What is needed ::
Write out the entire listing below exactly as it appears, minus any pictures.

(Saved entries)
* * * * * * * * *

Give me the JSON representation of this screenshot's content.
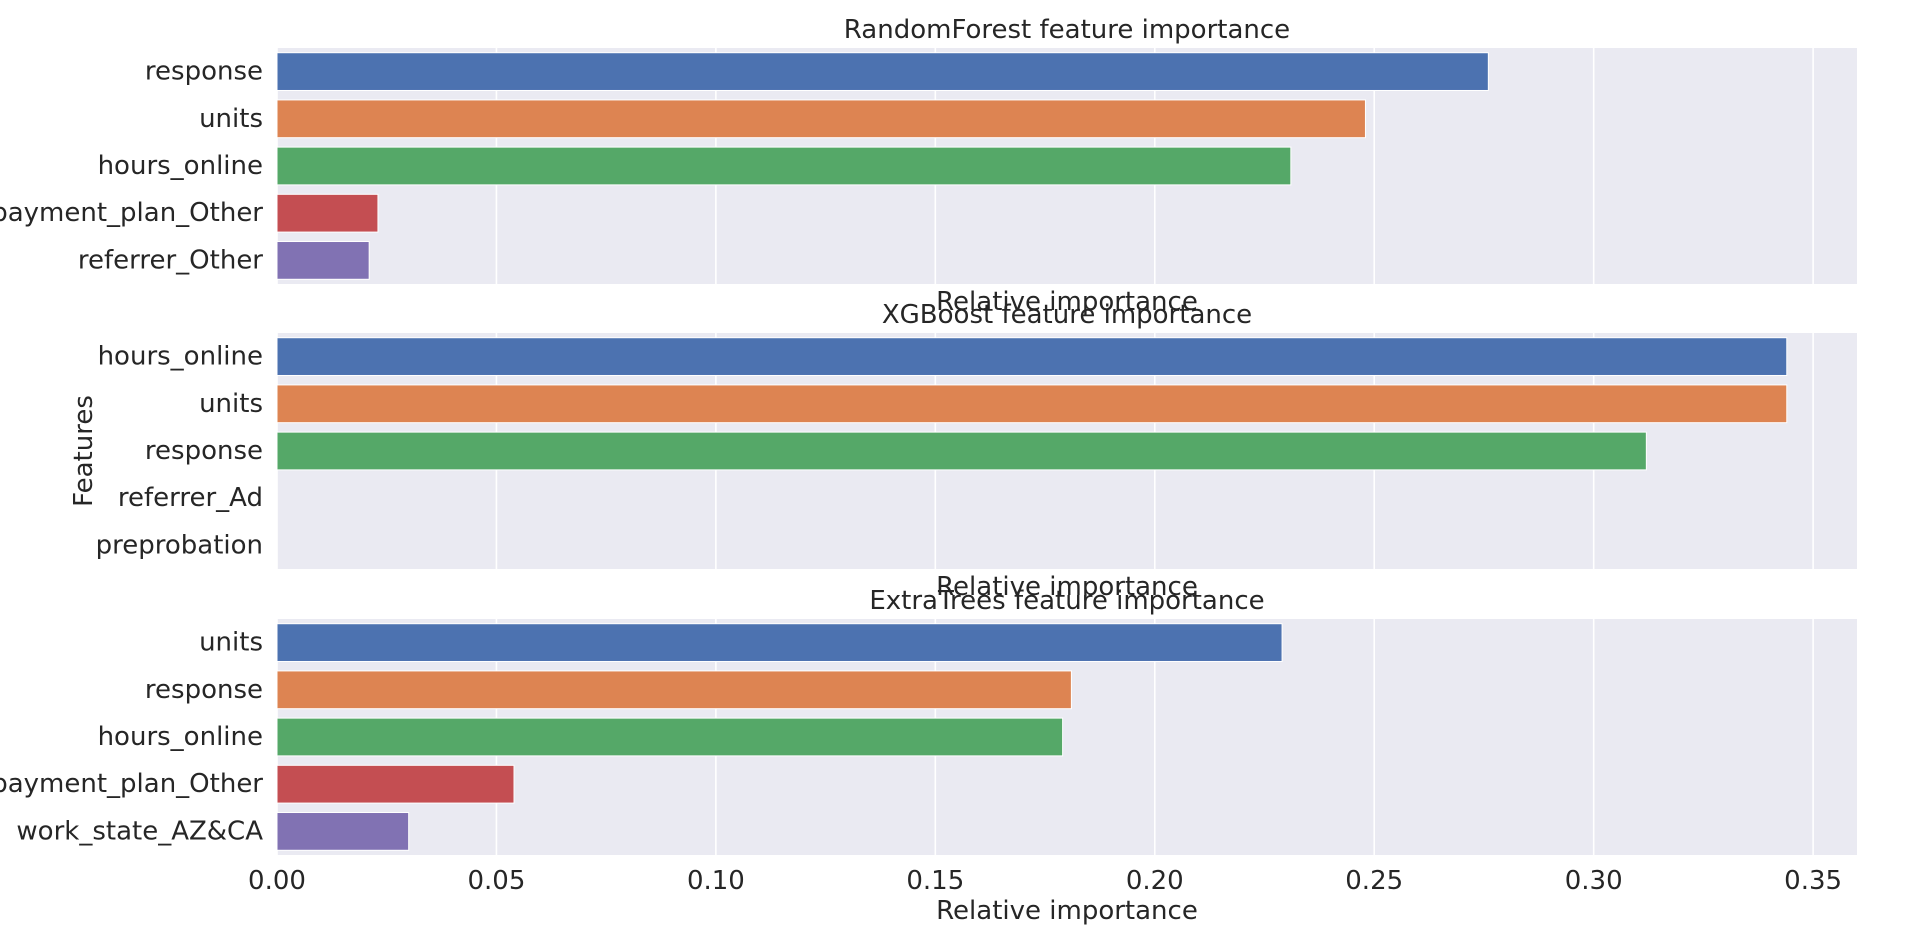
{
  "chart_data": [
    {
      "type": "bar",
      "orientation": "horizontal",
      "title": "RandomForest feature importance",
      "xlabel": "Relative importance",
      "ylabel": "",
      "categories": [
        "response",
        "units",
        "hours_online",
        "payment_plan_Other",
        "referrer_Other"
      ],
      "values": [
        0.276,
        0.248,
        0.231,
        0.023,
        0.021
      ],
      "xlim": [
        0,
        0.36
      ],
      "grid": true,
      "show_xticklabels": false
    },
    {
      "type": "bar",
      "orientation": "horizontal",
      "title": "XGBoost feature importance",
      "xlabel": "Relative importance",
      "ylabel": "Features",
      "categories": [
        "hours_online",
        "units",
        "response",
        "referrer_Ad",
        "preprobation"
      ],
      "values": [
        0.344,
        0.344,
        0.312,
        0.0,
        0.0
      ],
      "xlim": [
        0,
        0.36
      ],
      "grid": true,
      "show_xticklabels": false
    },
    {
      "type": "bar",
      "orientation": "horizontal",
      "title": "ExtraTrees feature importance",
      "xlabel": "Relative importance",
      "ylabel": "",
      "categories": [
        "units",
        "response",
        "hours_online",
        "payment_plan_Other",
        "work_state_AZ&CA"
      ],
      "values": [
        0.229,
        0.181,
        0.179,
        0.054,
        0.03
      ],
      "xlim": [
        0,
        0.36
      ],
      "grid": true,
      "show_xticklabels": true,
      "xticks": [
        "0.00",
        "0.05",
        "0.10",
        "0.15",
        "0.20",
        "0.25",
        "0.30",
        "0.35"
      ]
    }
  ],
  "colors": {
    "background": "#eaeaf2",
    "grid": "#ffffff",
    "palette": [
      "#4c72b0",
      "#dd8452",
      "#55a868",
      "#c44e52",
      "#8172b3"
    ]
  }
}
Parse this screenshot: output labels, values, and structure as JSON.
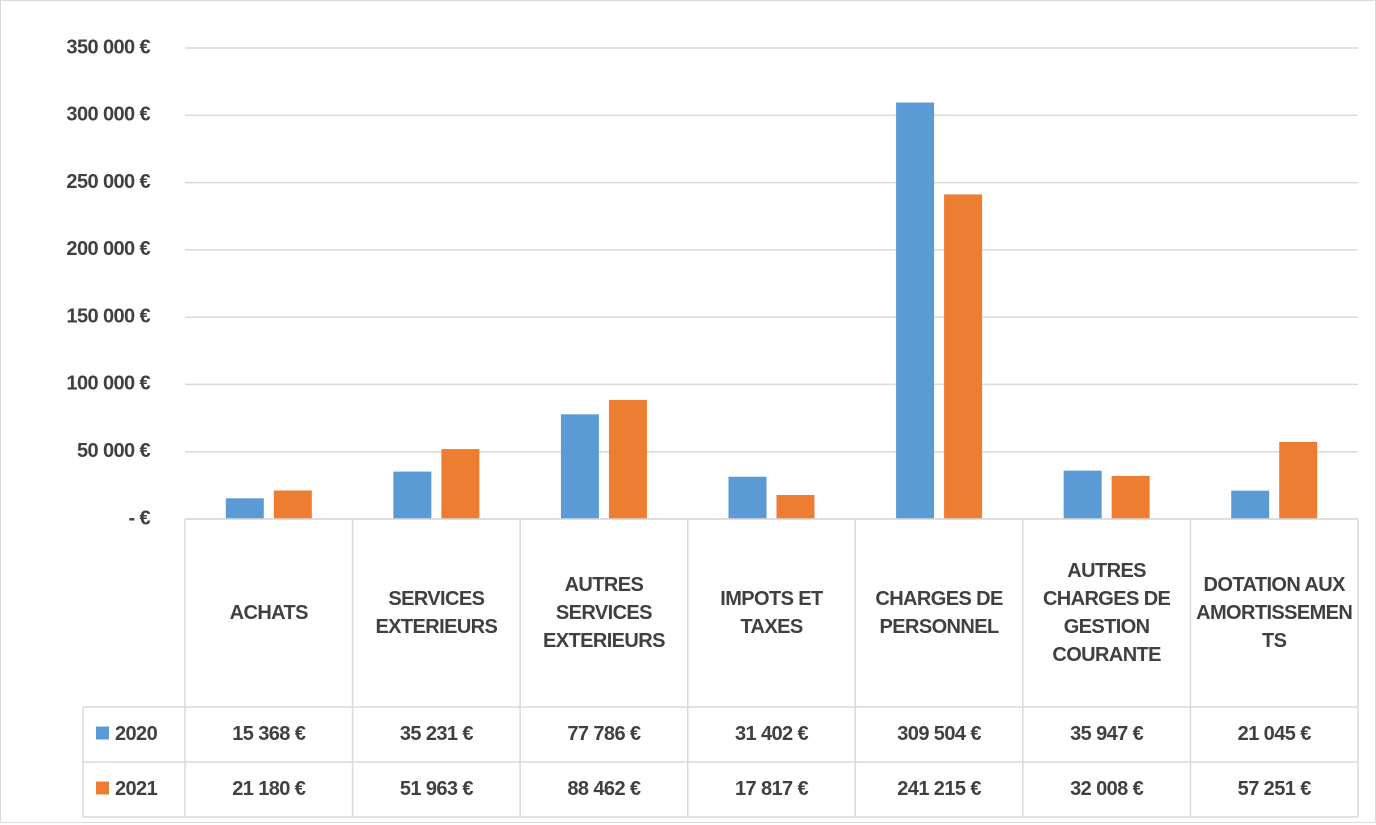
{
  "chart_data": {
    "type": "bar",
    "categories": [
      "ACHATS",
      "SERVICES EXTERIEURS",
      "AUTRES SERVICES EXTERIEURS",
      "IMPOTS ET TAXES",
      "CHARGES DE PERSONNEL",
      "AUTRES CHARGES DE GESTION COURANTE",
      "DOTATION AUX AMORTISSEMENTS"
    ],
    "series": [
      {
        "name": "2020",
        "color": "#5b9bd5",
        "values": [
          15368,
          35231,
          77786,
          31402,
          309504,
          35947,
          21045
        ],
        "value_labels": [
          "15 368 €",
          "35 231 €",
          "77 786 €",
          "31 402 €",
          "309 504 €",
          "35 947 €",
          "21 045 €"
        ]
      },
      {
        "name": "2021",
        "color": "#ed7d31",
        "values": [
          21180,
          51963,
          88462,
          17817,
          241215,
          32008,
          57251
        ],
        "value_labels": [
          "21 180 €",
          "51 963 €",
          "88 462 €",
          "17 817 €",
          "241 215 €",
          "32 008 €",
          "57 251 €"
        ]
      }
    ],
    "ylim": [
      0,
      350000
    ],
    "yticks": [
      {
        "value": 0,
        "label": "-   €"
      },
      {
        "value": 50000,
        "label": "50 000 €"
      },
      {
        "value": 100000,
        "label": "100 000 €"
      },
      {
        "value": 150000,
        "label": "150 000 €"
      },
      {
        "value": 200000,
        "label": "200 000 €"
      },
      {
        "value": 250000,
        "label": "250 000 €"
      },
      {
        "value": 300000,
        "label": "300 000 €"
      },
      {
        "value": 350000,
        "label": "350 000 €"
      }
    ],
    "grid": true,
    "data_table": true
  }
}
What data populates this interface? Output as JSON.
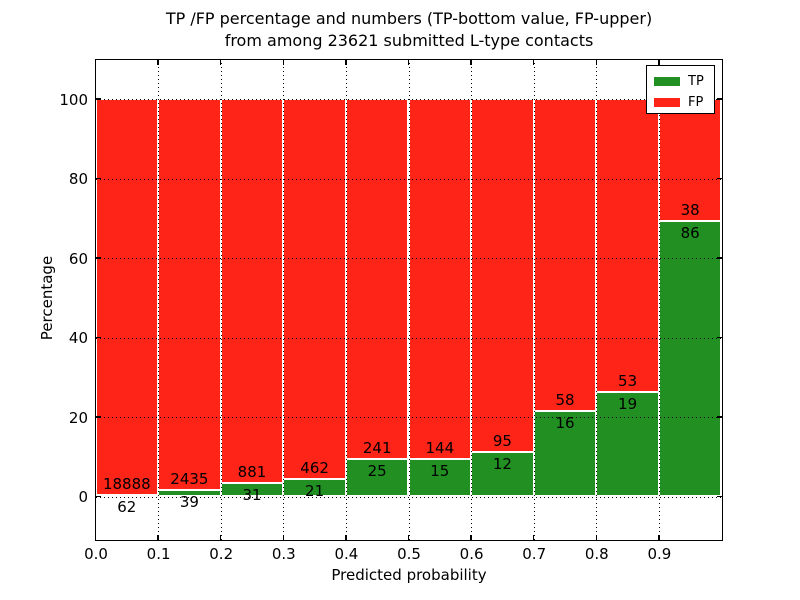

* * * * * * * * *

Output for this exercise ::
Give me the JSON representation of this screenshot's content.
{
  "chart_data": [
    {
      "type": "bar",
      "orientation": "horizontal",
      "title": "RandomForest feature importance",
      "xlabel": "Relative importance",
      "ylabel": "",
      "categories": [
        "response",
        "units",
        "hours_online",
        "payment_plan_Other",
        "referrer_Other"
      ],
      "values": [
        0.276,
        0.248,
        0.231,
        0.023,
        0.021
      ],
      "xlim": [
        0,
        0.36
      ],
      "grid": true,
      "show_xticklabels": false
    },
    {
      "type": "bar",
      "orientation": "horizontal",
      "title": "XGBoost feature importance",
      "xlabel": "Relative importance",
      "ylabel": "Features",
      "categories": [
        "hours_online",
        "units",
        "response",
        "referrer_Ad",
        "preprobation"
      ],
      "values": [
        0.344,
        0.344,
        0.312,
        0.0,
        0.0
      ],
      "xlim": [
        0,
        0.36
      ],
      "grid": true,
      "show_xticklabels": false
    },
    {
      "type": "bar",
      "orientation": "horizontal",
      "title": "ExtraTrees feature importance",
      "xlabel": "Relative importance",
      "ylabel": "",
      "categories": [
        "units",
        "response",
        "hours_online",
        "payment_plan_Other",
        "work_state_AZ&CA"
      ],
      "values": [
        0.229,
        0.181,
        0.179,
        0.054,
        0.03
      ],
      "xlim": [
        0,
        0.36
      ],
      "grid": true,
      "show_xticklabels": true,
      "xticks": [
        "0.00",
        "0.05",
        "0.10",
        "0.15",
        "0.20",
        "0.25",
        "0.30",
        "0.35"
      ]
    }
  ],
  "colors": {
    "background": "#eaeaf2",
    "grid": "#ffffff",
    "palette": [
      "#4c72b0",
      "#dd8452",
      "#55a868",
      "#c44e52",
      "#8172b3"
    ]
  }
}
Parse this screenshot: output labels, values, and structure as JSON.
{
  "chart_data": {
    "type": "bar",
    "categories": [
      "ACHATS",
      "SERVICES EXTERIEURS",
      "AUTRES SERVICES EXTERIEURS",
      "IMPOTS ET TAXES",
      "CHARGES DE PERSONNEL",
      "AUTRES CHARGES DE GESTION COURANTE",
      "DOTATION AUX AMORTISSEMENTS"
    ],
    "series": [
      {
        "name": "2020",
        "color": "#5b9bd5",
        "values": [
          15368,
          35231,
          77786,
          31402,
          309504,
          35947,
          21045
        ],
        "value_labels": [
          "15 368 €",
          "35 231 €",
          "77 786 €",
          "31 402 €",
          "309 504 €",
          "35 947 €",
          "21 045 €"
        ]
      },
      {
        "name": "2021",
        "color": "#ed7d31",
        "values": [
          21180,
          51963,
          88462,
          17817,
          241215,
          32008,
          57251
        ],
        "value_labels": [
          "21 180 €",
          "51 963 €",
          "88 462 €",
          "17 817 €",
          "241 215 €",
          "32 008 €",
          "57 251 €"
        ]
      }
    ],
    "ylim": [
      0,
      350000
    ],
    "yticks": [
      {
        "value": 0,
        "label": "-   €"
      },
      {
        "value": 50000,
        "label": "50 000 €"
      },
      {
        "value": 100000,
        "label": "100 000 €"
      },
      {
        "value": 150000,
        "label": "150 000 €"
      },
      {
        "value": 200000,
        "label": "200 000 €"
      },
      {
        "value": 250000,
        "label": "250 000 €"
      },
      {
        "value": 300000,
        "label": "300 000 €"
      },
      {
        "value": 350000,
        "label": "350 000 €"
      }
    ],
    "grid": true,
    "data_table": true
  }
}
What data populates this interface? Output as JSON.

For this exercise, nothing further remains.